In full and without alteration, give the listing again.

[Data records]
::::::::
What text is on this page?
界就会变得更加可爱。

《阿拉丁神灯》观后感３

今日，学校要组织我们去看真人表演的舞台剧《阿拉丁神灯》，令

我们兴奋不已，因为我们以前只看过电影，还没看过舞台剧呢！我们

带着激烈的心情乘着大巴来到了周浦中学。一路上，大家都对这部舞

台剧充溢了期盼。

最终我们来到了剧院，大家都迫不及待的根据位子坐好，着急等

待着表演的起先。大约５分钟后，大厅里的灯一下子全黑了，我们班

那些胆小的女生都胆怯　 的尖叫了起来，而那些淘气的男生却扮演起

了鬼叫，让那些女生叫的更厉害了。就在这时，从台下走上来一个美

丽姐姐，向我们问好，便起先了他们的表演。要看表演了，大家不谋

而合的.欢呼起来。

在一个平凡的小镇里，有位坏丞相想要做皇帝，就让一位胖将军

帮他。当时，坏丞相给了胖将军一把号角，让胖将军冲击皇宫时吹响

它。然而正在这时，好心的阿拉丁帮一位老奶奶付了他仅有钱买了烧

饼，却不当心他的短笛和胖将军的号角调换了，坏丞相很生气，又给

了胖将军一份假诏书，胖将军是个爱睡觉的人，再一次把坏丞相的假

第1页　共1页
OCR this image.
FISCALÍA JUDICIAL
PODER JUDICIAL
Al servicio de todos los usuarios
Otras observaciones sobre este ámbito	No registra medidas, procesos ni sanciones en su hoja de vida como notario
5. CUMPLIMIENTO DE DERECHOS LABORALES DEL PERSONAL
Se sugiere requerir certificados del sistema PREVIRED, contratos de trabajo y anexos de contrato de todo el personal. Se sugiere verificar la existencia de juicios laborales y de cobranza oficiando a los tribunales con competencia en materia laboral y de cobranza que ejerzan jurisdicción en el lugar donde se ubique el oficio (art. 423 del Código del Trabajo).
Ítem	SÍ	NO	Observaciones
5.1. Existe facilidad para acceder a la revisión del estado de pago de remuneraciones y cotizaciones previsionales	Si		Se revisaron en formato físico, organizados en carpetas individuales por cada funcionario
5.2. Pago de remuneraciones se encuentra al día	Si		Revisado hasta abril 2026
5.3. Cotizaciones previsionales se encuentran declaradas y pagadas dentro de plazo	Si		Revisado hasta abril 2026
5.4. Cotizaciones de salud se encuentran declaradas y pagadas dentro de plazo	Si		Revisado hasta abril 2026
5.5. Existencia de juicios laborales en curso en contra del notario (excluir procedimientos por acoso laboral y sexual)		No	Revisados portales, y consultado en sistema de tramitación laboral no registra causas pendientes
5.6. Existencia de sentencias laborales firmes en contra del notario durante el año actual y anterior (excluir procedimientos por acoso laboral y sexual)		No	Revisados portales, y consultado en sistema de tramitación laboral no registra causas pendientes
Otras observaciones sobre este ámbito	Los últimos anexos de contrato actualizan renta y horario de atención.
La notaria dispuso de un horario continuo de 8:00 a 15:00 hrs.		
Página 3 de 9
::::::::
• **Exercise output**
What text is on this page?
界就会变得更加可爱。

《阿拉丁神灯》观后感３

今日，学校要组织我们去看真人表演的舞台剧《阿拉丁神灯》，令

我们兴奋不已，因为我们以前只看过电影，还没看过舞台剧呢！我们

带着激烈的心情乘着大巴来到了周浦中学。一路上，大家都对这部舞

台剧充溢了期盼。

最终我们来到了剧院，大家都迫不及待的根据位子坐好，着急等

待着表演的起先。大约５分钟后，大厅里的灯一下子全黑了，我们班

那些胆小的女生都胆怯　 的尖叫了起来，而那些淘气的男生却扮演起

了鬼叫，让那些女生叫的更厉害了。就在这时，从台下走上来一个美

丽姐姐，向我们问好，便起先了他们的表演。要看表演了，大家不谋

而合的.欢呼起来。

在一个平凡的小镇里，有位坏丞相想要做皇帝，就让一位胖将军

帮他。当时，坏丞相给了胖将军一把号角，让胖将军冲击皇宫时吹响

它。然而正在这时，好心的阿拉丁帮一位老奶奶付了他仅有钱买了烧

饼，却不当心他的短笛和胖将军的号角调换了，坏丞相很生气，又给

了胖将军一份假诏书，胖将军是个爱睡觉的人，再一次把坏丞相的假

第1页　共1页
OCR this image.
FISCALÍA JUDICIAL
PODER JUDICIAL
Al servicio de todos los usuarios
Otras observaciones sobre este ámbito	No registra medidas, procesos ni sanciones en su hoja de vida como notario
5. CUMPLIMIENTO DE DERECHOS LABORALES DEL PERSONAL
Se sugiere requerir certificados del sistema PREVIRED, contratos de trabajo y anexos de contrato de todo el personal. Se sugiere verificar la existencia de juicios laborales y de cobranza oficiando a los tribunales con competencia en materia laboral y de cobranza que ejerzan jurisdicción en el lugar donde se ubique el oficio (art. 423 del Código del Trabajo).
Ítem	SÍ	NO	Observaciones
5.1. Existe facilidad para acceder a la revisión del estado de pago de remuneraciones y cotizaciones previsionales	Si		Se revisaron en formato físico, organizados en carpetas individuales por cada funcionario
5.2. Pago de remuneraciones se encuentra al día	Si		Revisado hasta abril 2026
5.3. Cotizaciones previsionales se encuentran declaradas y pagadas dentro de plazo	Si		Revisado hasta abril 2026
5.4. Cotizaciones de salud se encuentran declaradas y pagadas dentro de plazo	Si		Revisado hasta abril 2026
5.5. Existencia de juicios laborales en curso en contra del notario (excluir procedimientos por acoso laboral y sexual)		No	Revisados portales, y consultado en sistema de tramitación laboral no registra causas pendientes
5.6. Existencia de sentencias laborales firmes en contra del notario durante el año actual y anterior (excluir procedimientos por acoso laboral y sexual)		No	Revisados portales, y consultado en sistema de tramitación laboral no registra causas pendientes
Otras observaciones sobre este ámbito	Los últimos anexos de contrato actualizan renta y horario de atención.
La notaria dispuso de un horario continuo de 8:00 a 15:00 hrs.		
Página 3 de 9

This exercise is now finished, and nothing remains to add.